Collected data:

⟨

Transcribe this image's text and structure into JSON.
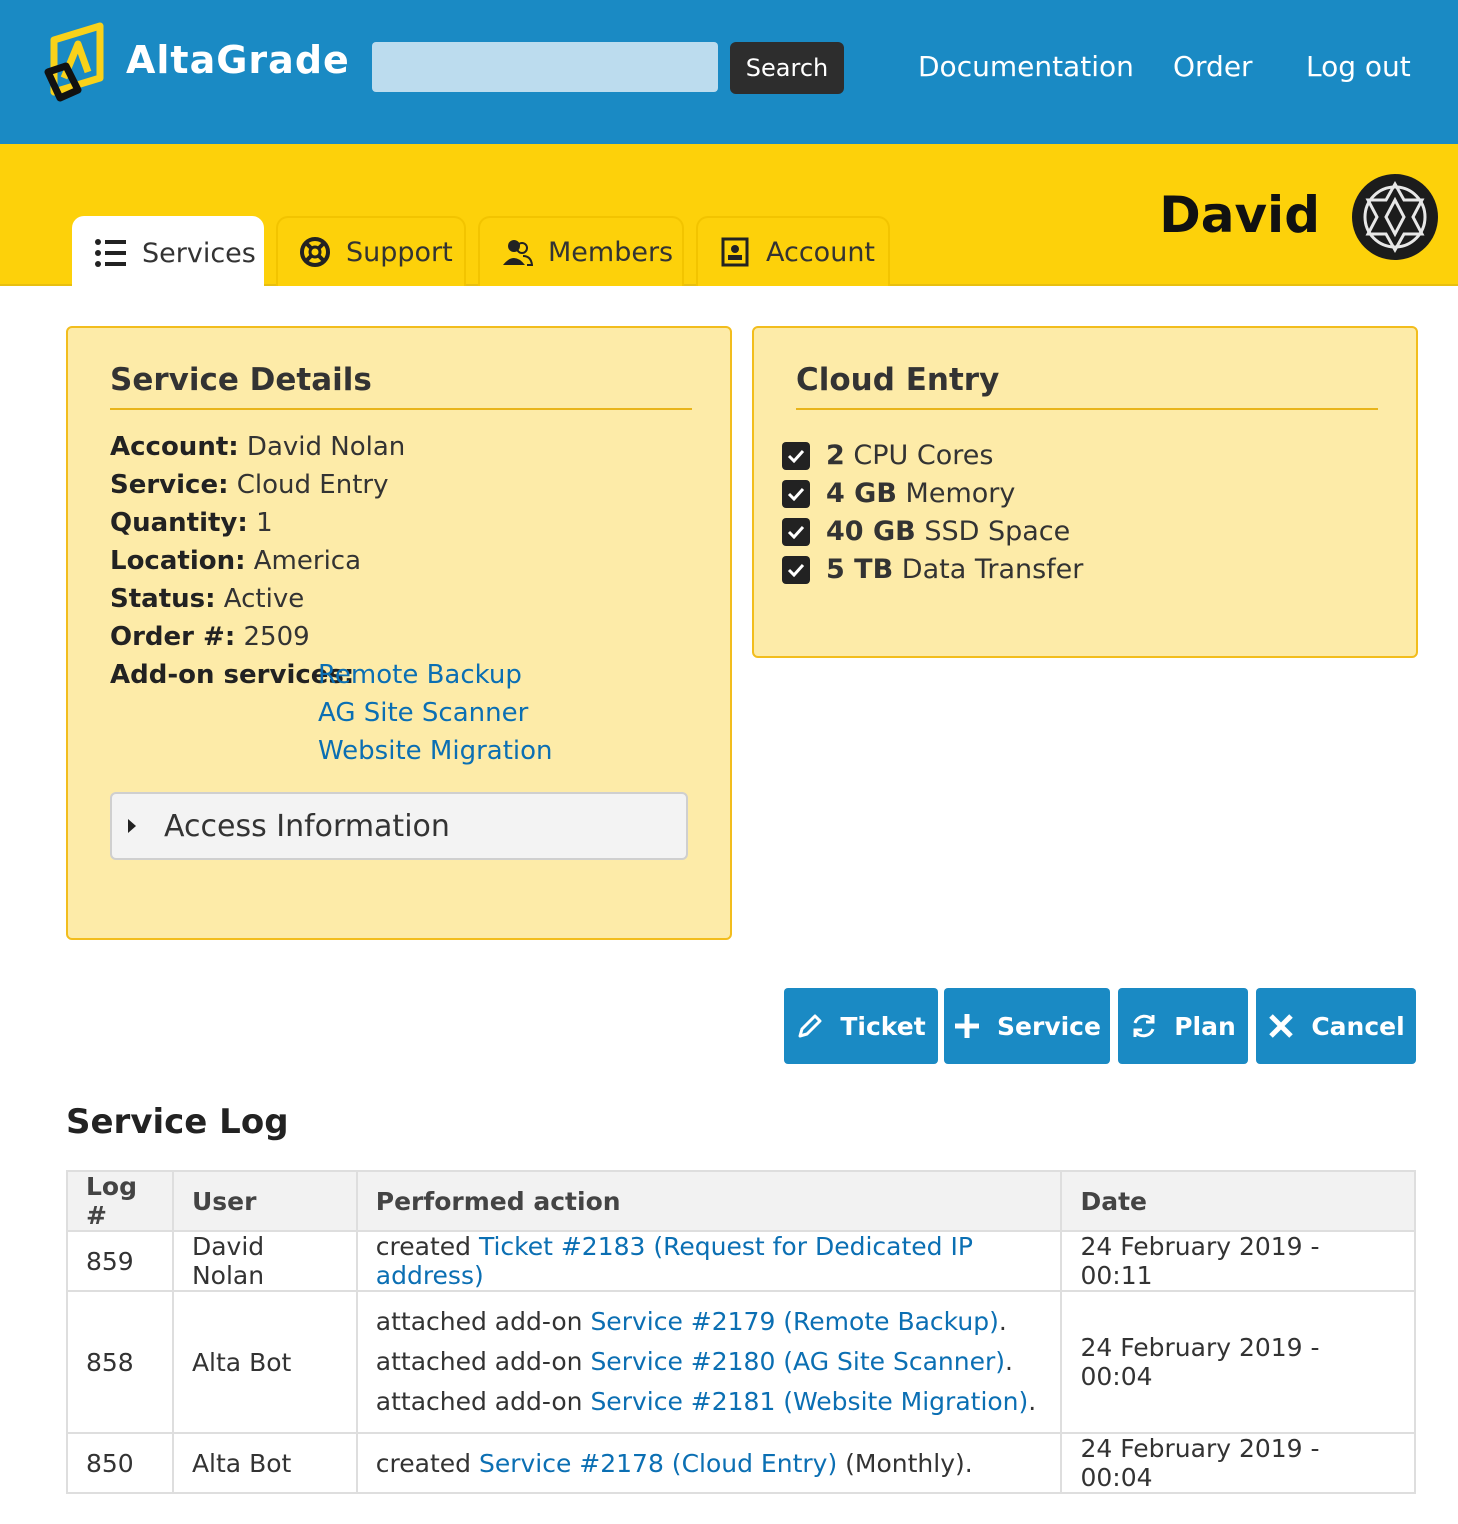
{
  "header": {
    "brand": "AltaGrade",
    "search_placeholder": "",
    "search_button": "Search",
    "nav": [
      "Documentation",
      "Order",
      "Log out"
    ]
  },
  "colors": {
    "primary_blue": "#1a8ac4",
    "brand_yellow": "#fdd10a",
    "panel_fill": "#fdeba8",
    "link": "#0b6fb3"
  },
  "tabs": [
    {
      "label": "Services",
      "icon": "list-icon",
      "active": true
    },
    {
      "label": "Support",
      "icon": "life-ring-icon",
      "active": false
    },
    {
      "label": "Members",
      "icon": "users-icon",
      "active": false
    },
    {
      "label": "Account",
      "icon": "contact-card-icon",
      "active": false
    }
  ],
  "user": {
    "name": "David"
  },
  "service_details": {
    "title": "Service Details",
    "fields": [
      {
        "label": "Account:",
        "value": "David Nolan"
      },
      {
        "label": "Service:",
        "value": "Cloud Entry"
      },
      {
        "label": "Quantity:",
        "value": "1"
      },
      {
        "label": "Location:",
        "value": "America"
      },
      {
        "label": "Status:",
        "value": "Active"
      },
      {
        "label": "Order #:",
        "value": "2509"
      }
    ],
    "addons_label": "Add-on services:",
    "addons": [
      "Remote Backup",
      "AG Site Scanner",
      "Website Migration"
    ],
    "access_label": "Access Information"
  },
  "plan": {
    "title": "Cloud Entry",
    "features": [
      {
        "amount": "2",
        "text": "CPU Cores"
      },
      {
        "amount": "4 GB",
        "text": "Memory"
      },
      {
        "amount": "40 GB",
        "text": "SSD Space"
      },
      {
        "amount": "5 TB",
        "text": "Data Transfer"
      }
    ]
  },
  "actions": [
    {
      "label": "Ticket",
      "icon": "pencil-icon"
    },
    {
      "label": "Service",
      "icon": "plus-icon"
    },
    {
      "label": "Plan",
      "icon": "refresh-icon"
    },
    {
      "label": "Cancel",
      "icon": "close-icon"
    }
  ],
  "log": {
    "title": "Service Log",
    "columns": [
      "Log #",
      "User",
      "Performed action",
      "Date"
    ],
    "rows": [
      {
        "id": "859",
        "user": "David Nolan",
        "actions": [
          {
            "prefix": "created ",
            "link": "Ticket #2183 (Request for Dedicated IP address)",
            "suffix": ""
          }
        ],
        "date": "24 February 2019 - 00:11"
      },
      {
        "id": "858",
        "user": "Alta Bot",
        "actions": [
          {
            "prefix": "attached add-on ",
            "link": "Service #2179 (Remote Backup)",
            "suffix": "."
          },
          {
            "prefix": "attached add-on ",
            "link": "Service #2180 (AG Site Scanner)",
            "suffix": "."
          },
          {
            "prefix": "attached add-on ",
            "link": "Service #2181 (Website Migration)",
            "suffix": "."
          }
        ],
        "date": "24 February 2019 - 00:04"
      },
      {
        "id": "850",
        "user": "Alta Bot",
        "actions": [
          {
            "prefix": "created ",
            "link": "Service #2178 (Cloud Entry)",
            "suffix": " (Monthly)."
          }
        ],
        "date": "24 February 2019 - 00:04"
      }
    ]
  }
}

⟩

The problem:
Search the data for "amount" and list every line in which it occurs.

Complete answer:
        "amount": "2",
        "amount": "4 GB",
        "amount": "40 GB",
        "amount": "5 TB",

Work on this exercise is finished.